━━━ Dataset entries

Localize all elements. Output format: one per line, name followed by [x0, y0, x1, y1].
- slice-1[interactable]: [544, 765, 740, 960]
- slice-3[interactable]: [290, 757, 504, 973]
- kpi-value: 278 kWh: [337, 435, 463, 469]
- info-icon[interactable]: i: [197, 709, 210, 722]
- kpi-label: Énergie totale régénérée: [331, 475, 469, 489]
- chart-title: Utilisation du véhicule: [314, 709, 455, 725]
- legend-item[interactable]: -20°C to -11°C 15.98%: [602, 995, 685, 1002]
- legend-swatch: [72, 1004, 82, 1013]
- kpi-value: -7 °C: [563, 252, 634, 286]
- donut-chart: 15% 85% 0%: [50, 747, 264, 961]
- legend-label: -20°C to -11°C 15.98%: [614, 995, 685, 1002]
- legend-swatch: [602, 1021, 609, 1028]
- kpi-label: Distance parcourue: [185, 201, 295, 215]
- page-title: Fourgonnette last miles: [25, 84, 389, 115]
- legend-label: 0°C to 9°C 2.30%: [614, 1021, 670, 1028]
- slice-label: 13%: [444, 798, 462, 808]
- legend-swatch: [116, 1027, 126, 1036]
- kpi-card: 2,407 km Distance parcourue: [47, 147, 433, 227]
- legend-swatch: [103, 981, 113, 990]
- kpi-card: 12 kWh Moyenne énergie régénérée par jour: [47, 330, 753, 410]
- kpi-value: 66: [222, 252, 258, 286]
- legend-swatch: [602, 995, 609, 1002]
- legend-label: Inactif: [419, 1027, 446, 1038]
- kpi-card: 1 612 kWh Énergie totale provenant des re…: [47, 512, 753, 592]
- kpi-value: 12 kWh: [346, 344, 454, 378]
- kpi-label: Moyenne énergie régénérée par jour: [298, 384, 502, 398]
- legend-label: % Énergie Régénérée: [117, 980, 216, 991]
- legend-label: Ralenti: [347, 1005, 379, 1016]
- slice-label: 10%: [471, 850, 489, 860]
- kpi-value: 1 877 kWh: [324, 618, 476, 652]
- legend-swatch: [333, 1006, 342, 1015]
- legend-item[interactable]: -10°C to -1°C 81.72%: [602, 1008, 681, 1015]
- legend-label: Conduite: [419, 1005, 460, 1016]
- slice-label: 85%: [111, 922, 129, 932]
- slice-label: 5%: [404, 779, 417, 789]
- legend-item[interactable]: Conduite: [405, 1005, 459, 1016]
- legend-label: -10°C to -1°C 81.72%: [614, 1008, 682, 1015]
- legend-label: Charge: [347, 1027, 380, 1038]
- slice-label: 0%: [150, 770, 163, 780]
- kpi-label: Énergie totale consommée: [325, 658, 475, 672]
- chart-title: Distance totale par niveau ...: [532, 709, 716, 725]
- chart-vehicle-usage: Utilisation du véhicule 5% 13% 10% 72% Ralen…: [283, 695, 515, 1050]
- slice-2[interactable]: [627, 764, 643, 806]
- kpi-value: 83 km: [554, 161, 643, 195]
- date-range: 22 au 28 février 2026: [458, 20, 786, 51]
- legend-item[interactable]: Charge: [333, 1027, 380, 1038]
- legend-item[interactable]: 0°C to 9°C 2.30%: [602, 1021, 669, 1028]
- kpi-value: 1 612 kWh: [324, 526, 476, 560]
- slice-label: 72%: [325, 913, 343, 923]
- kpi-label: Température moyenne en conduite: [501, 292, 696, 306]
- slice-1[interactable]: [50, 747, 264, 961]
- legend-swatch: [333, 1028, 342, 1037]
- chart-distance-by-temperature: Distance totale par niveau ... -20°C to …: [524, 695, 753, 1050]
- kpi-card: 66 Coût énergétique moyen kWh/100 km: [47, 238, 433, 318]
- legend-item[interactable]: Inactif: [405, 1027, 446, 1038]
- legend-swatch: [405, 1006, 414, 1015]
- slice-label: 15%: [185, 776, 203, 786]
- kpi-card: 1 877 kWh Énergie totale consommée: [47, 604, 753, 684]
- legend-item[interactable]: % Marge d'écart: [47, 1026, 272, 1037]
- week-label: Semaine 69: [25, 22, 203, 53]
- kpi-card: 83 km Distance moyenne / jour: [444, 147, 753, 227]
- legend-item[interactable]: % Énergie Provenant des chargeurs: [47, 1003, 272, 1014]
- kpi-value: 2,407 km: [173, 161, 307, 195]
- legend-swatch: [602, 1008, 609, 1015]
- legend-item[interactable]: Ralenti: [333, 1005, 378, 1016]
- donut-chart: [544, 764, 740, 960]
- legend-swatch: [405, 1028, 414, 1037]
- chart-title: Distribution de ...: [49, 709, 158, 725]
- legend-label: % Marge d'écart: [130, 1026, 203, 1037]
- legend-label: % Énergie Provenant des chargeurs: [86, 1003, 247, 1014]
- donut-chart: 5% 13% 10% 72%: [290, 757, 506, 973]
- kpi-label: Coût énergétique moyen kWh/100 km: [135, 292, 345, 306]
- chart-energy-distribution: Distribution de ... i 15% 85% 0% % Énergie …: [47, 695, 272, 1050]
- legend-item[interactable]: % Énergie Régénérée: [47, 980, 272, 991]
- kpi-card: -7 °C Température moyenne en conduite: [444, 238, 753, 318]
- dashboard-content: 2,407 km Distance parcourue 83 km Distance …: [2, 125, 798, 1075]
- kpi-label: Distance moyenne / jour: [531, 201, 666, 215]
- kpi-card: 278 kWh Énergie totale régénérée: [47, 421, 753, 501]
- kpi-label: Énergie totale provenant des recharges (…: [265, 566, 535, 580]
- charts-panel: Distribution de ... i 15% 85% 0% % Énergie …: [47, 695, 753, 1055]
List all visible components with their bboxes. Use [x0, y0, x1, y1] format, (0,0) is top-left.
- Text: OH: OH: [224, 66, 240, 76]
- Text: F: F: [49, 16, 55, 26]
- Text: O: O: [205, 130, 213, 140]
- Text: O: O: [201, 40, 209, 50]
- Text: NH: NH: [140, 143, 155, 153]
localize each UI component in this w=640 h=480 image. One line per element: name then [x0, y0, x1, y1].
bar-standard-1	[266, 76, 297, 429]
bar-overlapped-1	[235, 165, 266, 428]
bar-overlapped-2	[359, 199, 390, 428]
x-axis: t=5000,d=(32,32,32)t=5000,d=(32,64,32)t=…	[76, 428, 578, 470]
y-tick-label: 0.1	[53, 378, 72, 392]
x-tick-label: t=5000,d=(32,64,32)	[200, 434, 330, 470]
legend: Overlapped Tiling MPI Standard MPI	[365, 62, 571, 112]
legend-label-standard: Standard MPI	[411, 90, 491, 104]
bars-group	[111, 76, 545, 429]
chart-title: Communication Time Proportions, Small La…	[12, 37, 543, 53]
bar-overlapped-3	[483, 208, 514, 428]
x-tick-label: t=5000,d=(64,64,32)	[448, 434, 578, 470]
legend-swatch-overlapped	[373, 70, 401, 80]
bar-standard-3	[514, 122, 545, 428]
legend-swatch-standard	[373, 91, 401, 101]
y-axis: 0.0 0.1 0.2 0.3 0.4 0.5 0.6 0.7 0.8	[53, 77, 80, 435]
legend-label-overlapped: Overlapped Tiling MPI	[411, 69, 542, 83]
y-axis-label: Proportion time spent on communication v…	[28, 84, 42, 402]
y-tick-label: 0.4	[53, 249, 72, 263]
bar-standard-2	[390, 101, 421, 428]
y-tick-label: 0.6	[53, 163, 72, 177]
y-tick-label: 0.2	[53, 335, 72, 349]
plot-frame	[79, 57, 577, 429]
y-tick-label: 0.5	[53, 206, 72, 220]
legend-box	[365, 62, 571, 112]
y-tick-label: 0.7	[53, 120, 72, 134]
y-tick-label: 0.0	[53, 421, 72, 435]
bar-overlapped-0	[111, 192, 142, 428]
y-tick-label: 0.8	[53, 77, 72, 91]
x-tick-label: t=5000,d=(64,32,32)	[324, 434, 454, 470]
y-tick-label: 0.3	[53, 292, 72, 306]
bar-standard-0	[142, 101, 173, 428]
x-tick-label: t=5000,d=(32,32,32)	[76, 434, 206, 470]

━━━━━━

- **Challenge**
Find every line in the material that contains the string "name" and copy those lines out. Case counts.

- **Exercise result**
Localize all elements. Output format: one per line, name followed by [x0, y0, x1, y1].
localize each UI component in this w=640 h=480 image. One line per element: name then [x0, y0, x1, y1].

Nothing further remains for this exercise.